"""

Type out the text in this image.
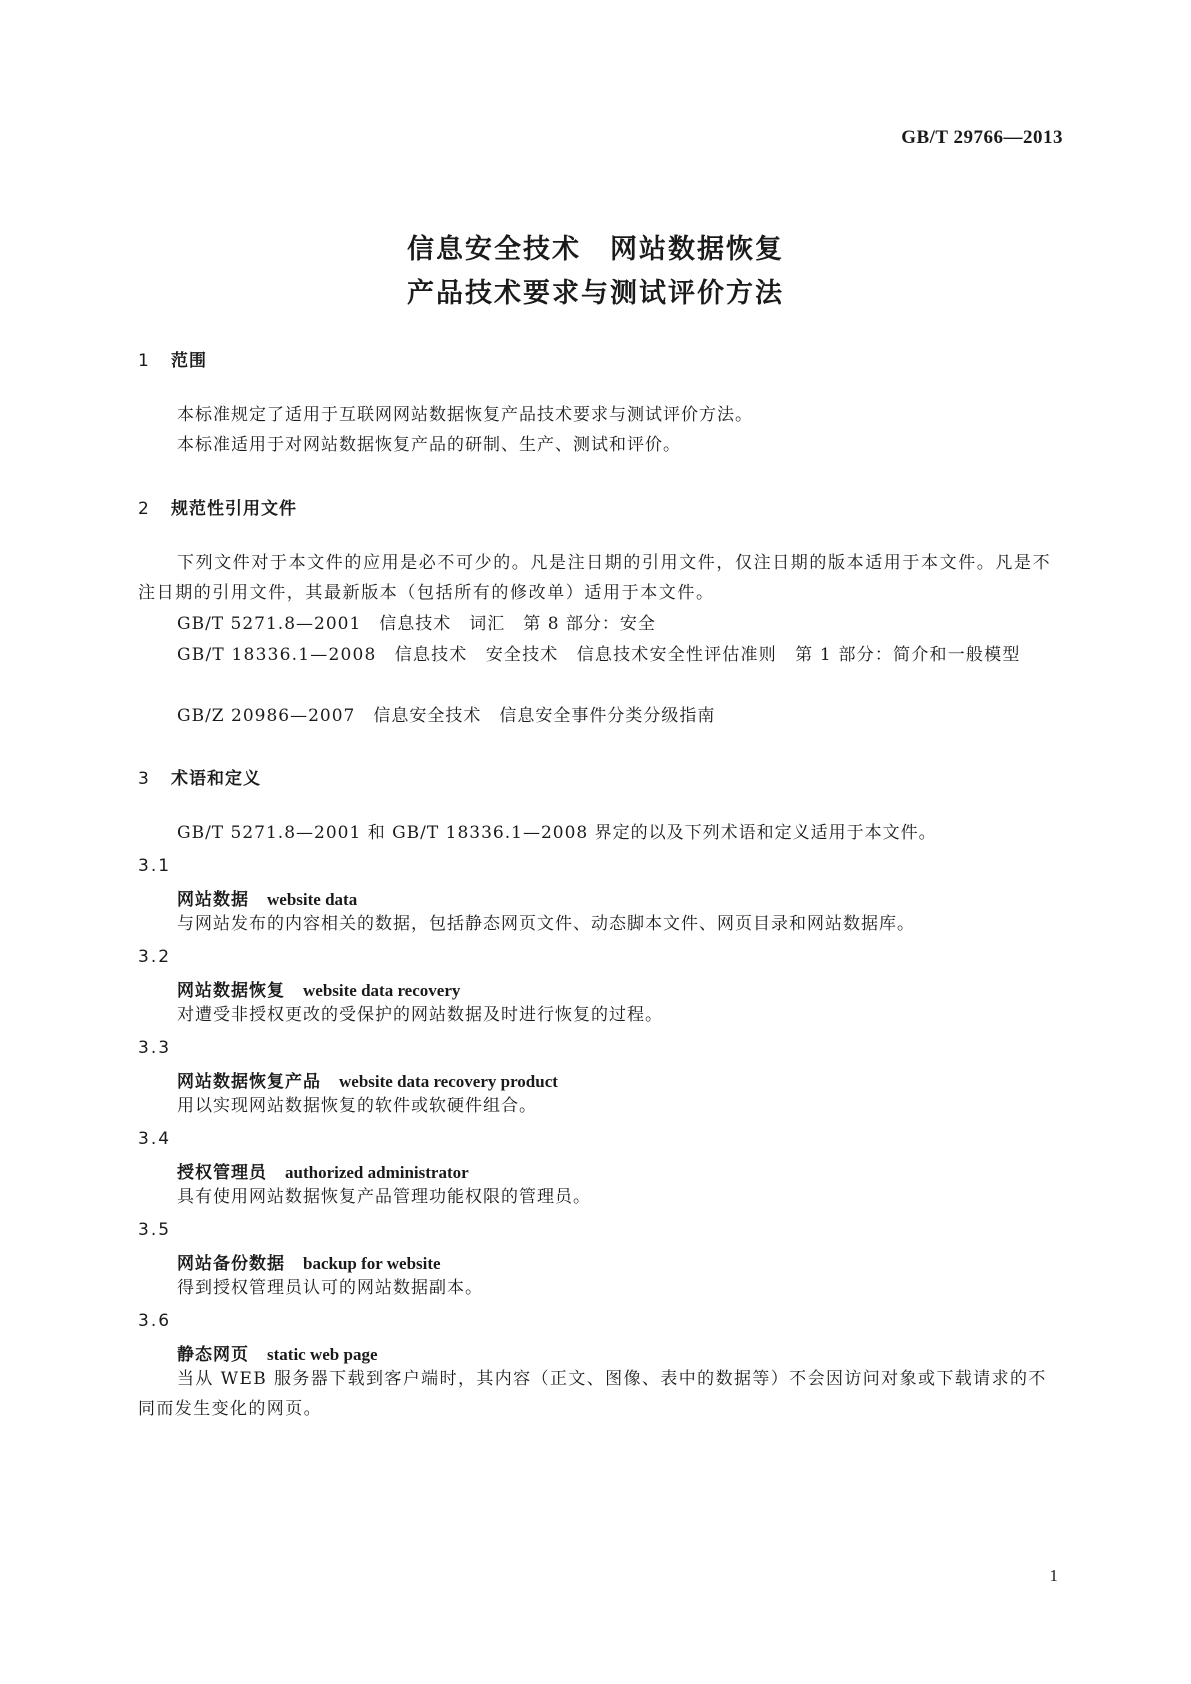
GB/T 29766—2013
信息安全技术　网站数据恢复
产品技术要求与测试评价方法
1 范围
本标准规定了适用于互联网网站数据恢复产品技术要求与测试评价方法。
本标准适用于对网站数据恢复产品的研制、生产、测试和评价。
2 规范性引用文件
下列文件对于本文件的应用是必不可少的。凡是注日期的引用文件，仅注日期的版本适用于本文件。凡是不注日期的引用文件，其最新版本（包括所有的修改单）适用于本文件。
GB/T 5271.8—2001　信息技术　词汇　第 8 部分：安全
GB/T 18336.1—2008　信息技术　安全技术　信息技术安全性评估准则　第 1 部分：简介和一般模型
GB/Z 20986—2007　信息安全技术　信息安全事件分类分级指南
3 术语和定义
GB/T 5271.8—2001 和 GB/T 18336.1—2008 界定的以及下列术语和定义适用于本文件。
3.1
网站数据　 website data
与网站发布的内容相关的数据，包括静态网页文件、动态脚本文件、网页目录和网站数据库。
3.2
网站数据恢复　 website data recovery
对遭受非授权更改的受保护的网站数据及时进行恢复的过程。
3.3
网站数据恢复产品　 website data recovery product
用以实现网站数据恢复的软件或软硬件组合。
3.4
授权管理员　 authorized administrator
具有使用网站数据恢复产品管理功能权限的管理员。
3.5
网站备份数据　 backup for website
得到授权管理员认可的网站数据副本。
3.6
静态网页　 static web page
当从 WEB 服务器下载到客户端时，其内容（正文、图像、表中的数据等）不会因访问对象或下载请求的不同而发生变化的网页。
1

"""
"""

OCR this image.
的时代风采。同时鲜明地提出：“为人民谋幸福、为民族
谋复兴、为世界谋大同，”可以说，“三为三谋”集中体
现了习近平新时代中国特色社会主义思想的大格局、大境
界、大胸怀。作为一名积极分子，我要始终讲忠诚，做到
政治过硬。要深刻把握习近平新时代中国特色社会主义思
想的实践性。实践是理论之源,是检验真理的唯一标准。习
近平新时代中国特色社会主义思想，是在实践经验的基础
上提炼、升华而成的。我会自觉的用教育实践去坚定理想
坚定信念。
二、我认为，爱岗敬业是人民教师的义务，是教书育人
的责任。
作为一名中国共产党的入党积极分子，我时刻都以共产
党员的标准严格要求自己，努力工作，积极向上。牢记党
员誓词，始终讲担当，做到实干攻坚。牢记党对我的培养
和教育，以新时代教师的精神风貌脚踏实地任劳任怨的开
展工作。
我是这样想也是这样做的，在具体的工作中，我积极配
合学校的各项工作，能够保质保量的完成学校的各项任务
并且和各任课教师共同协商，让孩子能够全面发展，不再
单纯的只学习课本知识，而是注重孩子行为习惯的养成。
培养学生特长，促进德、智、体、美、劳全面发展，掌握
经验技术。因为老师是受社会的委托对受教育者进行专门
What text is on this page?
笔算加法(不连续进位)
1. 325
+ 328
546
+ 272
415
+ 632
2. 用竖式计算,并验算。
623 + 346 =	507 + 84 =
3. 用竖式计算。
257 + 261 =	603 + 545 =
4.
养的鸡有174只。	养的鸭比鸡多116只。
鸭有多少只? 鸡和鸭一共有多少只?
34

"""
"""

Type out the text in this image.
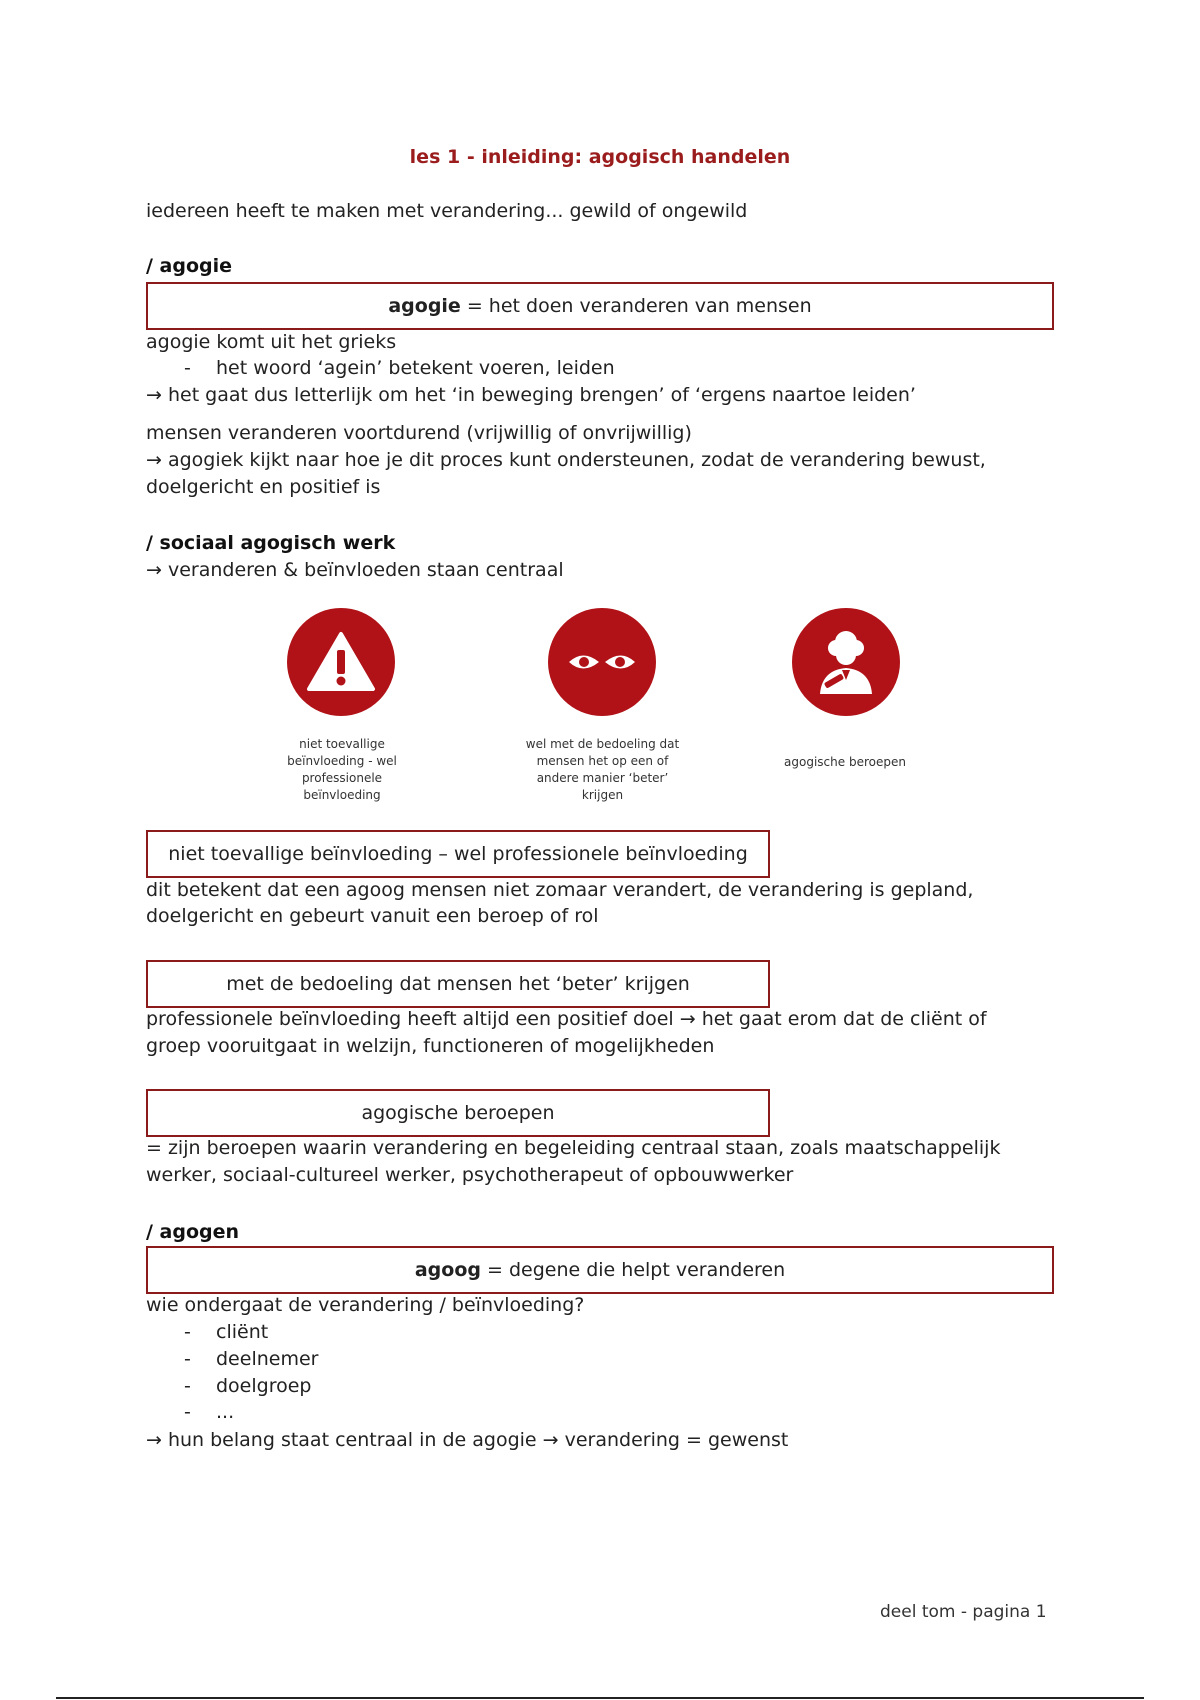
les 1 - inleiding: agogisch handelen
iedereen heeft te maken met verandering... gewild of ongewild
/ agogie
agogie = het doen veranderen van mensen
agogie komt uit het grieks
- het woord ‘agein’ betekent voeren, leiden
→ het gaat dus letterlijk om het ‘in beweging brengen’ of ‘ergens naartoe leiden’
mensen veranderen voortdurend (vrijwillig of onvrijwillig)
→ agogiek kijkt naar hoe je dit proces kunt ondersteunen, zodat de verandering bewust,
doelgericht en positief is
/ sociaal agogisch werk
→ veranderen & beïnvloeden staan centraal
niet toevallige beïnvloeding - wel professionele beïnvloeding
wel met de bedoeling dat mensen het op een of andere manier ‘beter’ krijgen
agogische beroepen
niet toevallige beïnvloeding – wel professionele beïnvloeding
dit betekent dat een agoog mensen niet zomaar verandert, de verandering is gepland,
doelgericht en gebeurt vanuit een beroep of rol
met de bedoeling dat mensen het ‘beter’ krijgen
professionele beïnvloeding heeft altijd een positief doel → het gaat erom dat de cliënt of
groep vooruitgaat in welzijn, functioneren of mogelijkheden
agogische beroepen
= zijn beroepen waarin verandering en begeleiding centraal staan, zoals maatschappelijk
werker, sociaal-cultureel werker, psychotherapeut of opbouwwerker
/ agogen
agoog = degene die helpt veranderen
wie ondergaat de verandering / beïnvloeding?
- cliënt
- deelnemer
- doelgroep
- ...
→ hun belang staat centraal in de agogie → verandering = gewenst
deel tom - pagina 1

"""

Exercise directions: Gather up every line in the data above that contains the word "toevallige", copying each one.

Solved problem:
niet toevallige beïnvloeding - wel professionele beïnvloeding
niet toevallige beïnvloeding – wel professionele beïnvloeding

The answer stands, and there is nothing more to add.